STATED GOAL:
Reproduce the data exactly.

▼

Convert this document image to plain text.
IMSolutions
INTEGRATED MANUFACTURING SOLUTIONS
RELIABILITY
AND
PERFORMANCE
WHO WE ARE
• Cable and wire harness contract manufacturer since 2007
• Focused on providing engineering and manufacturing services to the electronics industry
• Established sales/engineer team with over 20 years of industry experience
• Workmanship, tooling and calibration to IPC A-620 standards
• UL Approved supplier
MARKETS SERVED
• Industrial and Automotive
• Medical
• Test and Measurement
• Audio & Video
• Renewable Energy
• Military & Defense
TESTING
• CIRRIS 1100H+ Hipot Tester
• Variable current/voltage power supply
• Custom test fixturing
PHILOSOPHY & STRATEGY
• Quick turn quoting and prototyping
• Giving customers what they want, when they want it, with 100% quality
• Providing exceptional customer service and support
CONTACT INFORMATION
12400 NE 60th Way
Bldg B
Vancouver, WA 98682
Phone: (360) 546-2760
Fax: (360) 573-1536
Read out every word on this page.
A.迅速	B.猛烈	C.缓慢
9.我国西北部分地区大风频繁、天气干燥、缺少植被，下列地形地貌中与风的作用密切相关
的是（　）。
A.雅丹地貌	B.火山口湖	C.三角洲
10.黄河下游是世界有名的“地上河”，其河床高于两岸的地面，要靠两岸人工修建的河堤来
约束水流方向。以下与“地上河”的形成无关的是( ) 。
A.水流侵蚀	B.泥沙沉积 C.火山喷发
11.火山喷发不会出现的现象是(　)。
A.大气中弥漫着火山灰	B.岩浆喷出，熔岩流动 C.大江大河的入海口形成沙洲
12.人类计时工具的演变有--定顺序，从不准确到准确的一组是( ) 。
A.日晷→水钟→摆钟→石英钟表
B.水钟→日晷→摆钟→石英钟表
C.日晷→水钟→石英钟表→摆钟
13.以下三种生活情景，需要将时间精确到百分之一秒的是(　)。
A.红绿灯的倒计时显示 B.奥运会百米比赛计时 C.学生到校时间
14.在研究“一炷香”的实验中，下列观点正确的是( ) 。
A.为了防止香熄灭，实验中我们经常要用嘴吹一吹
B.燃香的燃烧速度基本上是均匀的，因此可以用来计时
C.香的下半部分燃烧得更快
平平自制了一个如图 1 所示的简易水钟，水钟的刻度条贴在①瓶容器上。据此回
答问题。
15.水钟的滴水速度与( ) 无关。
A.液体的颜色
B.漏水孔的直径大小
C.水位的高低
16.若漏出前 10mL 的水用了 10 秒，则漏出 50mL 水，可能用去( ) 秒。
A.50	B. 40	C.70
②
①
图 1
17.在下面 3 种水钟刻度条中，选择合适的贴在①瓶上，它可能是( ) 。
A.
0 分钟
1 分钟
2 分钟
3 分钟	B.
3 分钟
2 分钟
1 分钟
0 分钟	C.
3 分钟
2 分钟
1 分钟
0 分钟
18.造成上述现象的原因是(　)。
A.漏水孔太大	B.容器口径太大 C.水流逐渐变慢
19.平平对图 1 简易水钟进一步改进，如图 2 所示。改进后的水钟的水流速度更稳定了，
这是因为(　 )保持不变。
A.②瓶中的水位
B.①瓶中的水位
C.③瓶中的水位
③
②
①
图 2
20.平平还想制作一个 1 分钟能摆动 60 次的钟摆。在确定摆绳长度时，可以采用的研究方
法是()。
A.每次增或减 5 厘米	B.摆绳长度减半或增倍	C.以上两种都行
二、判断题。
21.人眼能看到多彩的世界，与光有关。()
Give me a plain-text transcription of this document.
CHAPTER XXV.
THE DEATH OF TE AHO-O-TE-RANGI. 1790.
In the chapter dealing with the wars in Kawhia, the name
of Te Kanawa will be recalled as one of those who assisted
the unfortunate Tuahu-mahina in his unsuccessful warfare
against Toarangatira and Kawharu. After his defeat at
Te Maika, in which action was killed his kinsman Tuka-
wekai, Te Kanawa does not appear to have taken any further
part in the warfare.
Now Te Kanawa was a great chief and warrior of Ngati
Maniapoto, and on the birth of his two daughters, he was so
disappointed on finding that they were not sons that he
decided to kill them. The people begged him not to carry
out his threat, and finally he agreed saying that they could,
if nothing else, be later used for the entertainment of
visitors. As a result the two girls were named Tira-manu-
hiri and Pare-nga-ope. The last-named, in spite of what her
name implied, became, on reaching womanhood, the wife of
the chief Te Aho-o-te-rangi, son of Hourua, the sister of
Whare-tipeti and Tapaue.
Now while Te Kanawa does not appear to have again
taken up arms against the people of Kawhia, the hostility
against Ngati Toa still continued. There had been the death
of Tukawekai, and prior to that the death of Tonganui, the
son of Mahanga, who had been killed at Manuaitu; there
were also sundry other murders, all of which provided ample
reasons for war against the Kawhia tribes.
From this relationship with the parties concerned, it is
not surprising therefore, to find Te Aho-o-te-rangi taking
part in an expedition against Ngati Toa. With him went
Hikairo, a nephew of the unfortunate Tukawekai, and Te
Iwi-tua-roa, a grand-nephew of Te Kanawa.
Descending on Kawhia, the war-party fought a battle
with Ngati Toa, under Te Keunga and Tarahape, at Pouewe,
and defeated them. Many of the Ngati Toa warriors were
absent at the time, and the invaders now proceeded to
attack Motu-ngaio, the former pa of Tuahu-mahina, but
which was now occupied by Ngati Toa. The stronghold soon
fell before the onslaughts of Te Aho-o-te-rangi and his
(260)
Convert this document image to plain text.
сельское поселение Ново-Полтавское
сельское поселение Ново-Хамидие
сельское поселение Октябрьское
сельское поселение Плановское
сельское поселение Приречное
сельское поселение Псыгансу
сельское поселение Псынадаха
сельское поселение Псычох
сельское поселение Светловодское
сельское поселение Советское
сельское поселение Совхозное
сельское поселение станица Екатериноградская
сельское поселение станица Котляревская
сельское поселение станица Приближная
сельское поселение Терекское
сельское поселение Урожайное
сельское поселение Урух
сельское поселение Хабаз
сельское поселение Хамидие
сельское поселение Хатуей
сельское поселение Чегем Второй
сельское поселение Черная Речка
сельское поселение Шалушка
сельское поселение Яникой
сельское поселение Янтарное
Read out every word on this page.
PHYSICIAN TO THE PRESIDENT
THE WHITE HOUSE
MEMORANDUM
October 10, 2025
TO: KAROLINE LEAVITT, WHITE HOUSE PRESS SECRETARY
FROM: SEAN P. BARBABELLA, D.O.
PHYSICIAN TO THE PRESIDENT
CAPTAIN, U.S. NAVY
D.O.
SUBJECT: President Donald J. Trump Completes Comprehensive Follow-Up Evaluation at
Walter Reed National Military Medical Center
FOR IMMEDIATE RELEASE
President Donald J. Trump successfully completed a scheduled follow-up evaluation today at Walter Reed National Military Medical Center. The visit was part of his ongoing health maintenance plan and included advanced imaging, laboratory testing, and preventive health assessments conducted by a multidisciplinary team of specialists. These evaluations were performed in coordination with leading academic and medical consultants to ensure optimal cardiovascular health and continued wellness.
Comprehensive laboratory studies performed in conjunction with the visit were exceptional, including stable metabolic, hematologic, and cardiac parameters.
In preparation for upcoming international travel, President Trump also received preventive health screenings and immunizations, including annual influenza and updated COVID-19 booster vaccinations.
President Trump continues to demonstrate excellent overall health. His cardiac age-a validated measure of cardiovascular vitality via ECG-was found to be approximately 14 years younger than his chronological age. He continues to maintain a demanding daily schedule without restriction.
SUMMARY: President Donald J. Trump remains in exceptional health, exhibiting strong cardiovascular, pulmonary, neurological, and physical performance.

▲

RESULT FOR THIS TASK:
Convert this document image to plain text.
IMSolutions
INTEGRATED MANUFACTURING SOLUTIONS
RELIABILITY
AND
PERFORMANCE
WHO WE ARE
• Cable and wire harness contract manufacturer since 2007
• Focused on providing engineering and manufacturing services to the electronics industry
• Established sales/engineer team with over 20 years of industry experience
• Workmanship, tooling and calibration to IPC A-620 standards
• UL Approved supplier
MARKETS SERVED
• Industrial and Automotive
• Medical
• Test and Measurement
• Audio & Video
• Renewable Energy
• Military & Defense
TESTING
• CIRRIS 1100H+ Hipot Tester
• Variable current/voltage power supply
• Custom test fixturing
PHILOSOPHY & STRATEGY
• Quick turn quoting and prototyping
• Giving customers what they want, when they want it, with 100% quality
• Providing exceptional customer service and support
CONTACT INFORMATION
12400 NE 60th Way
Bldg B
Vancouver, WA 98682
Phone: (360) 546-2760
Fax: (360) 573-1536
Read out every word on this page.
A.迅速	B.猛烈	C.缓慢
9.我国西北部分地区大风频繁、天气干燥、缺少植被，下列地形地貌中与风的作用密切相关
的是（　）。
A.雅丹地貌	B.火山口湖	C.三角洲
10.黄河下游是世界有名的“地上河”，其河床高于两岸的地面，要靠两岸人工修建的河堤来
约束水流方向。以下与“地上河”的形成无关的是( ) 。
A.水流侵蚀	B.泥沙沉积 C.火山喷发
11.火山喷发不会出现的现象是(　)。
A.大气中弥漫着火山灰	B.岩浆喷出，熔岩流动 C.大江大河的入海口形成沙洲
12.人类计时工具的演变有--定顺序，从不准确到准确的一组是( ) 。
A.日晷→水钟→摆钟→石英钟表
B.水钟→日晷→摆钟→石英钟表
C.日晷→水钟→石英钟表→摆钟
13.以下三种生活情景，需要将时间精确到百分之一秒的是(　)。
A.红绿灯的倒计时显示 B.奥运会百米比赛计时 C.学生到校时间
14.在研究“一炷香”的实验中，下列观点正确的是( ) 。
A.为了防止香熄灭，实验中我们经常要用嘴吹一吹
B.燃香的燃烧速度基本上是均匀的，因此可以用来计时
C.香的下半部分燃烧得更快
平平自制了一个如图 1 所示的简易水钟，水钟的刻度条贴在①瓶容器上。据此回
答问题。
15.水钟的滴水速度与( ) 无关。
A.液体的颜色
B.漏水孔的直径大小
C.水位的高低
16.若漏出前 10mL 的水用了 10 秒，则漏出 50mL 水，可能用去( ) 秒。
A.50	B. 40	C.70
②
①
图 1
17.在下面 3 种水钟刻度条中，选择合适的贴在①瓶上，它可能是( ) 。
A.
0 分钟
1 分钟
2 分钟
3 分钟	B.
3 分钟
2 分钟
1 分钟
0 分钟	C.
3 分钟
2 分钟
1 分钟
0 分钟
18.造成上述现象的原因是(　)。
A.漏水孔太大	B.容器口径太大 C.水流逐渐变慢
19.平平对图 1 简易水钟进一步改进，如图 2 所示。改进后的水钟的水流速度更稳定了，
这是因为(　 )保持不变。
A.②瓶中的水位
B.①瓶中的水位
C.③瓶中的水位
③
②
①
图 2
20.平平还想制作一个 1 分钟能摆动 60 次的钟摆。在确定摆绳长度时，可以采用的研究方
法是()。
A.每次增或减 5 厘米	B.摆绳长度减半或增倍	C.以上两种都行
二、判断题。
21.人眼能看到多彩的世界，与光有关。()
Give me a plain-text transcription of this document.
CHAPTER XXV.
THE DEATH OF TE AHO-O-TE-RANGI. 1790.
In the chapter dealing with the wars in Kawhia, the name
of Te Kanawa will be recalled as one of those who assisted
the unfortunate Tuahu-mahina in his unsuccessful warfare
against Toarangatira and Kawharu. After his defeat at
Te Maika, in which action was killed his kinsman Tuka-
wekai, Te Kanawa does not appear to have taken any further
part in the warfare.
Now Te Kanawa was a great chief and warrior of Ngati
Maniapoto, and on the birth of his two daughters, he was so
disappointed on finding that they were not sons that he
decided to kill them. The people begged him not to carry
out his threat, and finally he agreed saying that they could,
if nothing else, be later used for the entertainment of
visitors. As a result the two girls were named Tira-manu-
hiri and Pare-nga-ope. The last-named, in spite of what her
name implied, became, on reaching womanhood, the wife of
the chief Te Aho-o-te-rangi, son of Hourua, the sister of
Whare-tipeti and Tapaue.
Now while Te Kanawa does not appear to have again
taken up arms against the people of Kawhia, the hostility
against Ngati Toa still continued. There had been the death
of Tukawekai, and prior to that the death of Tonganui, the
son of Mahanga, who had been killed at Manuaitu; there
were also sundry other murders, all of which provided ample
reasons for war against the Kawhia tribes.
From this relationship with the parties concerned, it is
not surprising therefore, to find Te Aho-o-te-rangi taking
part in an expedition against Ngati Toa. With him went
Hikairo, a nephew of the unfortunate Tukawekai, and Te
Iwi-tua-roa, a grand-nephew of Te Kanawa.
Descending on Kawhia, the war-party fought a battle
with Ngati Toa, under Te Keunga and Tarahape, at Pouewe,
and defeated them. Many of the Ngati Toa warriors were
absent at the time, and the invaders now proceeded to
attack Motu-ngaio, the former pa of Tuahu-mahina, but
which was now occupied by Ngati Toa. The stronghold soon
fell before the onslaughts of Te Aho-o-te-rangi and his
(260)
Convert this document image to plain text.
сельское поселение Ново-Полтавское
сельское поселение Ново-Хамидие
сельское поселение Октябрьское
сельское поселение Плановское
сельское поселение Приречное
сельское поселение Псыгансу
сельское поселение Псынадаха
сельское поселение Псычох
сельское поселение Светловодское
сельское поселение Советское
сельское поселение Совхозное
сельское поселение станица Екатериноградская
сельское поселение станица Котляревская
сельское поселение станица Приближная
сельское поселение Терекское
сельское поселение Урожайное
сельское поселение Урух
сельское поселение Хабаз
сельское поселение Хамидие
сельское поселение Хатуей
сельское поселение Чегем Второй
сельское поселение Черная Речка
сельское поселение Шалушка
сельское поселение Яникой
сельское поселение Янтарное
Read out every word on this page.
PHYSICIAN TO THE PRESIDENT
THE WHITE HOUSE
MEMORANDUM
October 10, 2025
TO: KAROLINE LEAVITT, WHITE HOUSE PRESS SECRETARY
FROM: SEAN P. BARBABELLA, D.O.
PHYSICIAN TO THE PRESIDENT
CAPTAIN, U.S. NAVY
D.O.
SUBJECT: President Donald J. Trump Completes Comprehensive Follow-Up Evaluation at
Walter Reed National Military Medical Center
FOR IMMEDIATE RELEASE
President Donald J. Trump successfully completed a scheduled follow-up evaluation today at Walter Reed National Military Medical Center. The visit was part of his ongoing health maintenance plan and included advanced imaging, laboratory testing, and preventive health assessments conducted by a multidisciplinary team of specialists. These evaluations were performed in coordination with leading academic and medical consultants to ensure optimal cardiovascular health and continued wellness.
Comprehensive laboratory studies performed in conjunction with the visit were exceptional, including stable metabolic, hematologic, and cardiac parameters.
In preparation for upcoming international travel, President Trump also received preventive health screenings and immunizations, including annual influenza and updated COVID-19 booster vaccinations.
President Trump continues to demonstrate excellent overall health. His cardiac age-a validated measure of cardiovascular vitality via ECG-was found to be approximately 14 years younger than his chronological age. He continues to maintain a demanding daily schedule without restriction.
SUMMARY: President Donald J. Trump remains in exceptional health, exhibiting strong cardiovascular, pulmonary, neurological, and physical performance.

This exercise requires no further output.